What you have to do
Take every line from the listing below that includes "pages" and copy it.

[START Exercise inputs]

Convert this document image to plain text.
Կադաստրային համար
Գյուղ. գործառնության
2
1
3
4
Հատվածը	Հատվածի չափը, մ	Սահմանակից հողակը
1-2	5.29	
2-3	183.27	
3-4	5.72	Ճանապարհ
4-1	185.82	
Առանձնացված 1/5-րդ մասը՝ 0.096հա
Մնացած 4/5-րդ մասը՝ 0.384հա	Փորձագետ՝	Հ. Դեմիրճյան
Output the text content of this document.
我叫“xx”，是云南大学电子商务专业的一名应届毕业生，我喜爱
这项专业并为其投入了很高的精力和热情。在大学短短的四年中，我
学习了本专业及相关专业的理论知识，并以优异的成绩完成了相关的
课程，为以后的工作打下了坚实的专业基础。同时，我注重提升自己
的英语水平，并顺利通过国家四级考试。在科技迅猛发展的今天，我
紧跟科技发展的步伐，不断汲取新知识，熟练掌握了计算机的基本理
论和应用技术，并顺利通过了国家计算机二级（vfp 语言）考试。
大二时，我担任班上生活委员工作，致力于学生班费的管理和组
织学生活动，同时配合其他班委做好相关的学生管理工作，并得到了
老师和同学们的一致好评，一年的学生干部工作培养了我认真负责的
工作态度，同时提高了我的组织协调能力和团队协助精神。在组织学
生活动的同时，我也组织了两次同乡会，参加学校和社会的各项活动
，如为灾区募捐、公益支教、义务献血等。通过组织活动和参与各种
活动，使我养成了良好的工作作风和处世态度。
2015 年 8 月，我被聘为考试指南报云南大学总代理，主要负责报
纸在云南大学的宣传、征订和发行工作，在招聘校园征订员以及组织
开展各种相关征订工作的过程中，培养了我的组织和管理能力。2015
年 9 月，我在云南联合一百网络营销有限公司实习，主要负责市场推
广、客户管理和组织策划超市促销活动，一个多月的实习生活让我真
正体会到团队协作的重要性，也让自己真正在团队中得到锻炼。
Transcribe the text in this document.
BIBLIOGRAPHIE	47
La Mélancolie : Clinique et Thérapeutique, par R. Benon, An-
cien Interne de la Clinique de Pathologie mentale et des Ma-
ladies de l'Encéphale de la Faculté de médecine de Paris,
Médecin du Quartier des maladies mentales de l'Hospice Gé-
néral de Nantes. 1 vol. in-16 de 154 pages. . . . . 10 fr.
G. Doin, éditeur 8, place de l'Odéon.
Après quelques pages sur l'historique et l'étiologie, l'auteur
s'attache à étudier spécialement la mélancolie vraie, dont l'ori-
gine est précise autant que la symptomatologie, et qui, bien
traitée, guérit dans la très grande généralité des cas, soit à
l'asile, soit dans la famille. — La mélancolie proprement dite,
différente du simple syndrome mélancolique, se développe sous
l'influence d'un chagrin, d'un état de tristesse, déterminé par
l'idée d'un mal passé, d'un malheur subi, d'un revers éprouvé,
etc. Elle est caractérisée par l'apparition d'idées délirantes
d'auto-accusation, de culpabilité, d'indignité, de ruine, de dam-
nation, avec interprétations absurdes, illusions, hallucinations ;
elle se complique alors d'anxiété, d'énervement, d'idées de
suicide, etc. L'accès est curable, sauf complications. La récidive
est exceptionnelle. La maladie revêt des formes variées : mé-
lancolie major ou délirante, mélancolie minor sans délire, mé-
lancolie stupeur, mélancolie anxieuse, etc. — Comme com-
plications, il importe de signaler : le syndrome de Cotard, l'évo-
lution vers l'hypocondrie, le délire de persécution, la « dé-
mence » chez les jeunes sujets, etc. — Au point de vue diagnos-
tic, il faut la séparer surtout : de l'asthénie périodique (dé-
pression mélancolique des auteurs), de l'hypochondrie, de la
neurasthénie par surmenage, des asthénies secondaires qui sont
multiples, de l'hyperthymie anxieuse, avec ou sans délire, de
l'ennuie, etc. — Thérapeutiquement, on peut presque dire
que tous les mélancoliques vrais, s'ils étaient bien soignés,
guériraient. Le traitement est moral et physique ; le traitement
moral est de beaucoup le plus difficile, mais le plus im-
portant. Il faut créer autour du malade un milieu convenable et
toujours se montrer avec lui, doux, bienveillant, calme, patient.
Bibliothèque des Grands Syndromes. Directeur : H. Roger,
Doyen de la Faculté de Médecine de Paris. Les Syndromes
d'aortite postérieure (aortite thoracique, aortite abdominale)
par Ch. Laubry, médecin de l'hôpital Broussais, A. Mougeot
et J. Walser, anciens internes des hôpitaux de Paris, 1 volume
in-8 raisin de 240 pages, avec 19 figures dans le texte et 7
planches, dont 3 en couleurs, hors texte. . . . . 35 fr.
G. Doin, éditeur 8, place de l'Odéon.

[END Exercise inputs]

Result of this exercise
néral de Nantes. 1 vol. in-16 de 154 pages. . . . . 10 fr.
Après quelques pages sur l'historique et l'étiologie, l'auteur
in-8 raisin de 240 pages, avec 19 figures dans le texte et 7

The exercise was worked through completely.